# EXTRACTED INFORMATION
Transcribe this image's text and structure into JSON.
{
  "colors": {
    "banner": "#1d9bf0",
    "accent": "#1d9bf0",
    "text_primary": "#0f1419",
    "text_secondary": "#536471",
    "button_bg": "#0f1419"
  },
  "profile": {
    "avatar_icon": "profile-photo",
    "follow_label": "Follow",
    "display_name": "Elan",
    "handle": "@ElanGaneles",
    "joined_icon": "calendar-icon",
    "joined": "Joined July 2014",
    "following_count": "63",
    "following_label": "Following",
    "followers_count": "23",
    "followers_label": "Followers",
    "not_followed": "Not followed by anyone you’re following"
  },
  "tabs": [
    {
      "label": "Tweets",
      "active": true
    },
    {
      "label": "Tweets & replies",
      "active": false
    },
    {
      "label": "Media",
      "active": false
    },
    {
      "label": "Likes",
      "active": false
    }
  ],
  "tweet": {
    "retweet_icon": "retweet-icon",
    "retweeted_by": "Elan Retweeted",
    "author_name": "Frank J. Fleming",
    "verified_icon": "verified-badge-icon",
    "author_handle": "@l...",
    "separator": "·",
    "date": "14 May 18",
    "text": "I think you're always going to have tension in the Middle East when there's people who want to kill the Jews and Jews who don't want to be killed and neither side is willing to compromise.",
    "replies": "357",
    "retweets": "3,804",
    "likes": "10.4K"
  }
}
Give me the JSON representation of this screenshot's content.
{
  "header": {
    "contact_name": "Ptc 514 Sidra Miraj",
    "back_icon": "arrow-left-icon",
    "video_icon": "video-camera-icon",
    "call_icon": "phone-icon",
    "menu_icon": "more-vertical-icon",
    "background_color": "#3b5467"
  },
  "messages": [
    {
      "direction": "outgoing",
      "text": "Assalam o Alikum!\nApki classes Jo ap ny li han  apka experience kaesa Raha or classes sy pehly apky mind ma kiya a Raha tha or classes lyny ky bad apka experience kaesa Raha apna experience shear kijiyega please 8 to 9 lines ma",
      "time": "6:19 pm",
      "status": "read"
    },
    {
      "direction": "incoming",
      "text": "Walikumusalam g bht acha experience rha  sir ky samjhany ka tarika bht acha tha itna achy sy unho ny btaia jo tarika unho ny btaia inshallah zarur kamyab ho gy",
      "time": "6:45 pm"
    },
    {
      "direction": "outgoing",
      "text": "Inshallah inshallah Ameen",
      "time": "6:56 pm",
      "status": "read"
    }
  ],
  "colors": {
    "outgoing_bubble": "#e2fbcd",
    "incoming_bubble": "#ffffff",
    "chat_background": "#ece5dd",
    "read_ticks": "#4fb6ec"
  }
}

# EXERCISE DIRECTIONS
Output each entry precisely as given.

# WRITTEN RESPONSE
Transcribe this image's text and structure into JSON.
{
  "colors": {
    "banner": "#1d9bf0",
    "accent": "#1d9bf0",
    "text_primary": "#0f1419",
    "text_secondary": "#536471",
    "button_bg": "#0f1419"
  },
  "profile": {
    "avatar_icon": "profile-photo",
    "follow_label": "Follow",
    "display_name": "Elan",
    "handle": "@ElanGaneles",
    "joined_icon": "calendar-icon",
    "joined": "Joined July 2014",
    "following_count": "63",
    "following_label": "Following",
    "followers_count": "23",
    "followers_label": "Followers",
    "not_followed": "Not followed by anyone you’re following"
  },
  "tabs": [
    {
      "label": "Tweets",
      "active": true
    },
    {
      "label": "Tweets & replies",
      "active": false
    },
    {
      "label": "Media",
      "active": false
    },
    {
      "label": "Likes",
      "active": false
    }
  ],
  "tweet": {
    "retweet_icon": "retweet-icon",
    "retweeted_by": "Elan Retweeted",
    "author_name": "Frank J. Fleming",
    "verified_icon": "verified-badge-icon",
    "author_handle": "@l...",
    "separator": "·",
    "date": "14 May 18",
    "text": "I think you're always going to have tension in the Middle East when there's people who want to kill the Jews and Jews who don't want to be killed and neither side is willing to compromise.",
    "replies": "357",
    "retweets": "3,804",
    "likes": "10.4K"
  }
}
Give me the JSON representation of this screenshot's content.
{
  "header": {
    "contact_name": "Ptc 514 Sidra Miraj",
    "back_icon": "arrow-left-icon",
    "video_icon": "video-camera-icon",
    "call_icon": "phone-icon",
    "menu_icon": "more-vertical-icon",
    "background_color": "#3b5467"
  },
  "messages": [
    {
      "direction": "outgoing",
      "text": "Assalam o Alikum!\nApki classes Jo ap ny li han  apka experience kaesa Raha or classes sy pehly apky mind ma kiya a Raha tha or classes lyny ky bad apka experience kaesa Raha apna experience shear kijiyega please 8 to 9 lines ma",
      "time": "6:19 pm",
      "status": "read"
    },
    {
      "direction": "incoming",
      "text": "Walikumusalam g bht acha experience rha  sir ky samjhany ka tarika bht acha tha itna achy sy unho ny btaia jo tarika unho ny btaia inshallah zarur kamyab ho gy",
      "time": "6:45 pm"
    },
    {
      "direction": "outgoing",
      "text": "Inshallah inshallah Ameen",
      "time": "6:56 pm",
      "status": "read"
    }
  ],
  "colors": {
    "outgoing_bubble": "#e2fbcd",
    "incoming_bubble": "#ffffff",
    "chat_background": "#ece5dd",
    "read_ticks": "#4fb6ec"
  }
}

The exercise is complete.